# [Brief]
Render the part of the material that opens with the line containing "Localize each UI" and closes with the line containing "day-number: 18: [386, 390, 410, 412]" as a two-column CSV headed instruction and boxes. Give one row per instruction, with the instruction text and its reply each in a single quoted field and line breaks turned into spaces.

# [Source records]
_____

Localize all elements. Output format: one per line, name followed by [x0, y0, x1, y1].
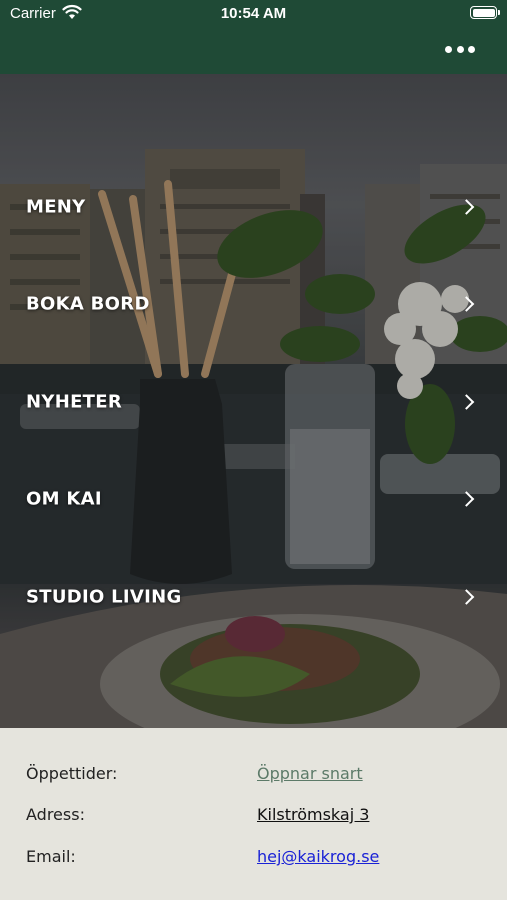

_____

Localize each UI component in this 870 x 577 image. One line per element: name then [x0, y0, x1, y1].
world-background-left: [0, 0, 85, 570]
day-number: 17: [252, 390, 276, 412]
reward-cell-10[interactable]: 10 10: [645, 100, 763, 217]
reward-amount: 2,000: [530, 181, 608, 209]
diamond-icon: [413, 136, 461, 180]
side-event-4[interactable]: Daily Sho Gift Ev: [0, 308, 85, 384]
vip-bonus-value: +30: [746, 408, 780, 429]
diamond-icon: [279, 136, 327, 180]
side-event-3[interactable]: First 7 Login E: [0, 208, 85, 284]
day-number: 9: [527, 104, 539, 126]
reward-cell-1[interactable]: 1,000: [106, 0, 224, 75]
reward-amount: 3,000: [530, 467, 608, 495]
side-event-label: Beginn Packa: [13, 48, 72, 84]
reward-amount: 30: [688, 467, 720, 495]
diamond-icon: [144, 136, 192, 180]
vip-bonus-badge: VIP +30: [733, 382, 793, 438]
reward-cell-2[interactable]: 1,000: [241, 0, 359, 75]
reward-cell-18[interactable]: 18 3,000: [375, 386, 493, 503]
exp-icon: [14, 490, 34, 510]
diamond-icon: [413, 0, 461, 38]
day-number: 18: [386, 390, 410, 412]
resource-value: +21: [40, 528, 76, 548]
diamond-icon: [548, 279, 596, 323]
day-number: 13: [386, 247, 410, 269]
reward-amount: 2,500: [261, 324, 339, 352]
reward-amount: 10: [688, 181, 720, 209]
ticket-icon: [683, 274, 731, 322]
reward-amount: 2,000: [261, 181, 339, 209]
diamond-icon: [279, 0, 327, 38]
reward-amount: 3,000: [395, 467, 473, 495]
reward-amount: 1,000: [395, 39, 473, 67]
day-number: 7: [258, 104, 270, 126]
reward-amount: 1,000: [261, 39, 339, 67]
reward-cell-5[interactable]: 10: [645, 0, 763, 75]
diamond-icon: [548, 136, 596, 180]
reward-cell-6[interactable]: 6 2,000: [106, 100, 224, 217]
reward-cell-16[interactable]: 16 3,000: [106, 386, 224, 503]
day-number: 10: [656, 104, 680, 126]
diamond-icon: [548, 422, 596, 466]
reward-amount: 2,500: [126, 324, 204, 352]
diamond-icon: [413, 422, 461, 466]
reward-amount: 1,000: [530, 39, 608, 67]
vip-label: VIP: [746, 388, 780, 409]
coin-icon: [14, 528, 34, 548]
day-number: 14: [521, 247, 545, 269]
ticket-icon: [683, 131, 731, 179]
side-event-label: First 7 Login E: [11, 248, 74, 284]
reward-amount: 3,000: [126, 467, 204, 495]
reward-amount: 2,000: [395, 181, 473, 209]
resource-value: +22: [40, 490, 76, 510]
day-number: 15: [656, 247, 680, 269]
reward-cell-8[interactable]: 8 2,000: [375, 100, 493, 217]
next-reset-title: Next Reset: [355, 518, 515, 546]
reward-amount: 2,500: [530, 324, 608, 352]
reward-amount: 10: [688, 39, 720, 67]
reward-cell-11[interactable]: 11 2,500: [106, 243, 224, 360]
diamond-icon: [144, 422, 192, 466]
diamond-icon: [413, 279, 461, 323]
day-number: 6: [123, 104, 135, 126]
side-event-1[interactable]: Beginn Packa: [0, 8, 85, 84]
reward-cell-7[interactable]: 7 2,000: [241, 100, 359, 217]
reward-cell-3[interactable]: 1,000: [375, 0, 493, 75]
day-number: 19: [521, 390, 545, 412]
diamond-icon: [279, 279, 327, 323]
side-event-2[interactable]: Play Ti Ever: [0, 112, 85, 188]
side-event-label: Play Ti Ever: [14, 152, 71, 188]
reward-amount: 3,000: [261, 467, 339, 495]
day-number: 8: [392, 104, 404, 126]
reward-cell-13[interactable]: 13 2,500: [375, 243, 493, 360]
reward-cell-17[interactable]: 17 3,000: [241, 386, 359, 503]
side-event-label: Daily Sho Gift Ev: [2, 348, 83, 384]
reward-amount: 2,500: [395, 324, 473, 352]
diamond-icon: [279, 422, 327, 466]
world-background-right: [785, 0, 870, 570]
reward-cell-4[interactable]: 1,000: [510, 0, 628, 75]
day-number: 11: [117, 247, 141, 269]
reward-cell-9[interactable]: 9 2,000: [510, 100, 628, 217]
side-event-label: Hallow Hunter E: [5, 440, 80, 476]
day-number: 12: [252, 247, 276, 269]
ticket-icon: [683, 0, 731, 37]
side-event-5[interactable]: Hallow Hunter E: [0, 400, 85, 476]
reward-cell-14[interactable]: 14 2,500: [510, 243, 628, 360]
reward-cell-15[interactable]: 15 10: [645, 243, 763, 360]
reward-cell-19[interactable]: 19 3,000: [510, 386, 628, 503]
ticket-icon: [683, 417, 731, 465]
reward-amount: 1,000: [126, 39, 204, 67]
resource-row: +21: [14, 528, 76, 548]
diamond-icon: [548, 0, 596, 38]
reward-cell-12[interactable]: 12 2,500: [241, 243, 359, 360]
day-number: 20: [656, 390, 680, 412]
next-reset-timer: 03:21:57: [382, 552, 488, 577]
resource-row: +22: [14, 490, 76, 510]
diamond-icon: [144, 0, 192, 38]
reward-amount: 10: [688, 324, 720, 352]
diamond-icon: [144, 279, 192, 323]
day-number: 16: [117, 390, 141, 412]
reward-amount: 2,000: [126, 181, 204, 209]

_____

# [Result of the exercise]
instruction,boxes
"Localize each UI component in this 870 x 577 image. One line per element: name then [x0, y0, x1, y1].","world-background-left: [0, 0, 85, 570] day-number: 17: [252, 390, 276, 412] reward-cell-10[interactable]: 10 10: [645, 100, 763, 217] reward-amount: 2,000: [530, 181, 608, 209] diamond-icon: [413, 136, 461, 180] side-event-4[interactable]: Daily Sho Gift Ev: [0, 308, 85, 384] vip-bonus-value: +30: [746, 408, 780, 429] diamond-icon: [279, 136, 327, 180] side-event-3[interactable]: First 7 Login E: [0, 208, 85, 284] day-number: 9: [527, 104, 539, 126] reward-cell-1[interactable]: 1,000: [106, 0, 224, 75] reward-amount: 3,000: [530, 467, 608, 495] side-event-label: Beginn Packa: [13, 48, 72, 84] reward-amount: 30: [688, 467, 720, 495] diamond-icon: [144, 136, 192, 180] vip-bonus-badge: VIP +30: [733, 382, 793, 438] reward-cell-2[interactable]: 1,000: [241, 0, 359, 75] reward-cell-18[interactable]: 18 3,000: [375, 386, 493, 503] exp-icon: [14, 490, 34, 510] diamond-icon: [413, 0, 461, 38] day-number: 18: [386, 390, 410, 412]"